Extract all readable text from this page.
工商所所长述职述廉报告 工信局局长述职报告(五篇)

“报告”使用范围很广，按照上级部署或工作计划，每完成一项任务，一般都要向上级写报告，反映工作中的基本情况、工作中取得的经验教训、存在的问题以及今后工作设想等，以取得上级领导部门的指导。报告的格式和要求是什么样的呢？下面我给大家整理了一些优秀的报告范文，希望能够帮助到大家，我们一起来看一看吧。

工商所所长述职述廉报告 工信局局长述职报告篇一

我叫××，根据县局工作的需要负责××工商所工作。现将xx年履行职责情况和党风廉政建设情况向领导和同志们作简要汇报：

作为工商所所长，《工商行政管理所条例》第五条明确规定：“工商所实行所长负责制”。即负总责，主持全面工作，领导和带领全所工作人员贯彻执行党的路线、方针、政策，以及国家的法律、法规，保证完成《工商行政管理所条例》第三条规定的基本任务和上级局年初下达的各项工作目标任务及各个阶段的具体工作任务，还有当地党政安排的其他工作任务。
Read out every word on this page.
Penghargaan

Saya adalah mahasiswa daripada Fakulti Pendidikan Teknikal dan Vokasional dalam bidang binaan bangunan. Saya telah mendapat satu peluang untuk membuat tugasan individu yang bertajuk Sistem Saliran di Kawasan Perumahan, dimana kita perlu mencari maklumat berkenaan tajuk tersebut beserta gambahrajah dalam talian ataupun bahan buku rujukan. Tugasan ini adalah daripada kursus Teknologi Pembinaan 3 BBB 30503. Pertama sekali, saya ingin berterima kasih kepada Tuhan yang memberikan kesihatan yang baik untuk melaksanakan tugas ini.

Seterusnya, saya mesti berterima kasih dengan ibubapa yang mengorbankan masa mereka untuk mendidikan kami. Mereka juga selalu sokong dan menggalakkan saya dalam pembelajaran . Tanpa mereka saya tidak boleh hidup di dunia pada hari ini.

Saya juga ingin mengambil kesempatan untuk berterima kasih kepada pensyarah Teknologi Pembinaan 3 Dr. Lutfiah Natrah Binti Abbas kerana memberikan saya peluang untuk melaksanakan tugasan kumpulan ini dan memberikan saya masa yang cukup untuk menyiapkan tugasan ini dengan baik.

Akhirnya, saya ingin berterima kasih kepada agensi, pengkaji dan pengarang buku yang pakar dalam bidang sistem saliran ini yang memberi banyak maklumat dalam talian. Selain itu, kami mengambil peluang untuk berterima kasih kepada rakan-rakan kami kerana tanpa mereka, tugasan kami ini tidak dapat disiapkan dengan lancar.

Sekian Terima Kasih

SHORT EXERCISE: Type out all of the material again, word for word.

TASK RESPONSE:
Extract all readable text from this page.
工商所所长述职述廉报告 工信局局长述职报告(五篇)

“报告”使用范围很广，按照上级部署或工作计划，每完成一项任务，一般都要向上级写报告，反映工作中的基本情况、工作中取得的经验教训、存在的问题以及今后工作设想等，以取得上级领导部门的指导。报告的格式和要求是什么样的呢？下面我给大家整理了一些优秀的报告范文，希望能够帮助到大家，我们一起来看一看吧。

工商所所长述职述廉报告 工信局局长述职报告篇一

我叫××，根据县局工作的需要负责××工商所工作。现将xx年履行职责情况和党风廉政建设情况向领导和同志们作简要汇报：

作为工商所所长，《工商行政管理所条例》第五条明确规定：“工商所实行所长负责制”。即负总责，主持全面工作，领导和带领全所工作人员贯彻执行党的路线、方针、政策，以及国家的法律、法规，保证完成《工商行政管理所条例》第三条规定的基本任务和上级局年初下达的各项工作目标任务及各个阶段的具体工作任务，还有当地党政安排的其他工作任务。
Read out every word on this page.
Penghargaan

Saya adalah mahasiswa daripada Fakulti Pendidikan Teknikal dan Vokasional dalam bidang binaan bangunan. Saya telah mendapat satu peluang untuk membuat tugasan individu yang bertajuk Sistem Saliran di Kawasan Perumahan, dimana kita perlu mencari maklumat berkenaan tajuk tersebut beserta gambahrajah dalam talian ataupun bahan buku rujukan. Tugasan ini adalah daripada kursus Teknologi Pembinaan 3 BBB 30503. Pertama sekali, saya ingin berterima kasih kepada Tuhan yang memberikan kesihatan yang baik untuk melaksanakan tugas ini.

Seterusnya, saya mesti berterima kasih dengan ibubapa yang mengorbankan masa mereka untuk mendidikan kami. Mereka juga selalu sokong dan menggalakkan saya dalam pembelajaran . Tanpa mereka saya tidak boleh hidup di dunia pada hari ini.

Saya juga ingin mengambil kesempatan untuk berterima kasih kepada pensyarah Teknologi Pembinaan 3 Dr. Lutfiah Natrah Binti Abbas kerana memberikan saya peluang untuk melaksanakan tugasan kumpulan ini dan memberikan saya masa yang cukup untuk menyiapkan tugasan ini dengan baik.

Akhirnya, saya ingin berterima kasih kepada agensi, pengkaji dan pengarang buku yang pakar dalam bidang sistem saliran ini yang memberi banyak maklumat dalam talian. Selain itu, kami mengambil peluang untuk berterima kasih kepada rakan-rakan kami kerana tanpa mereka, tugasan kami ini tidak dapat disiapkan dengan lancar.

Sekian Terima Kasih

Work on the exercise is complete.